## Begin

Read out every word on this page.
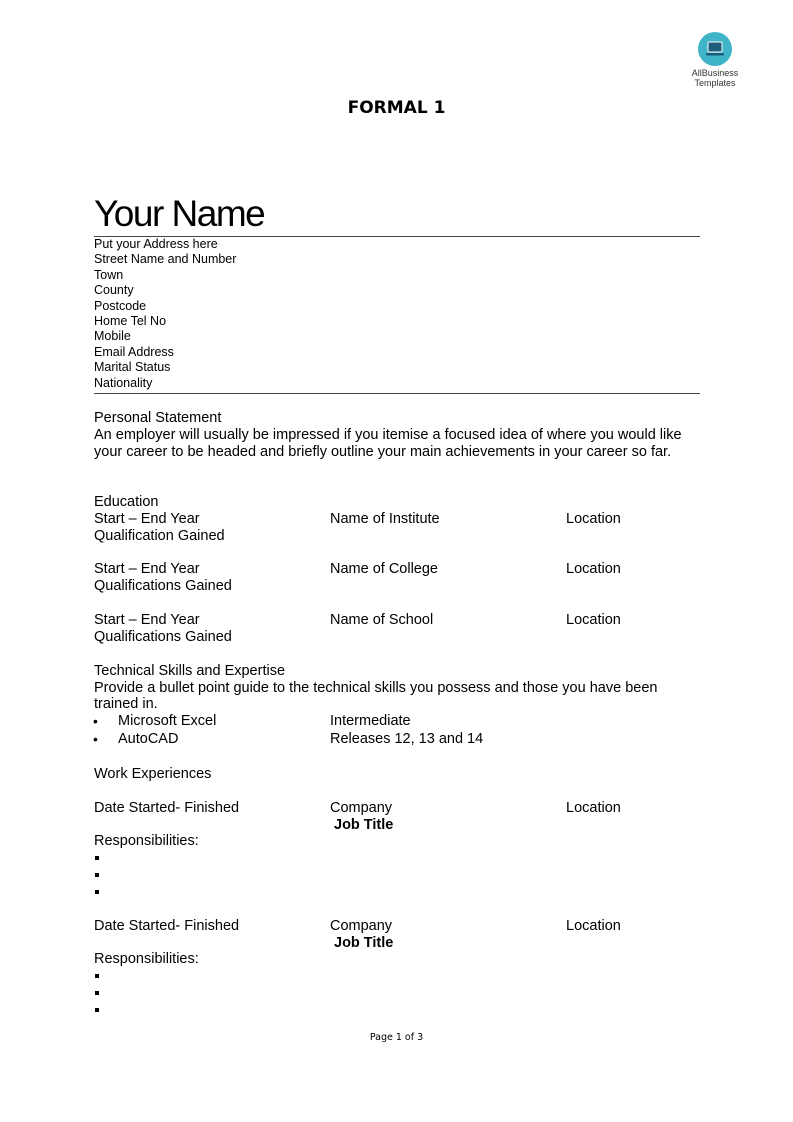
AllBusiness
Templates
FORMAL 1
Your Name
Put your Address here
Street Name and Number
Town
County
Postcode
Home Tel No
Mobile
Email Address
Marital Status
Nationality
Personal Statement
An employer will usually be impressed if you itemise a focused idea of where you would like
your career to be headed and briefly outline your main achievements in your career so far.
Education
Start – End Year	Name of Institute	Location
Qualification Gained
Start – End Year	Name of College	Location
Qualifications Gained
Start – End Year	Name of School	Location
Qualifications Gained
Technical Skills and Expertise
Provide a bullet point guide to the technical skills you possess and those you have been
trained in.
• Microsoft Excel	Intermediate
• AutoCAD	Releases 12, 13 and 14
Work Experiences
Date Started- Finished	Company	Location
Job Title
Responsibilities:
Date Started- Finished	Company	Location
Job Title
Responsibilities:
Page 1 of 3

## End

Write out each entry exactly as given, but skip the pictures.

Read out every word on this page.
AllBusiness
Templates
FORMAL 1
Your Name
Put your Address here
Street Name and Number
Town
County
Postcode
Home Tel No
Mobile
Email Address
Marital Status
Nationality
Personal Statement
An employer will usually be impressed if you itemise a focused idea of where you would like
your career to be headed and briefly outline your main achievements in your career so far.
Education
Start – End Year	Name of Institute	Location
Qualification Gained
Start – End Year	Name of College	Location
Qualifications Gained
Start – End Year	Name of School	Location
Qualifications Gained
Technical Skills and Expertise
Provide a bullet point guide to the technical skills you possess and those you have been
trained in.
• Microsoft Excel	Intermediate
• AutoCAD	Releases 12, 13 and 14
Work Experiences
Date Started- Finished	Company	Location
Job Title
Responsibilities:
Date Started- Finished	Company	Location
Job Title
Responsibilities:
Page 1 of 3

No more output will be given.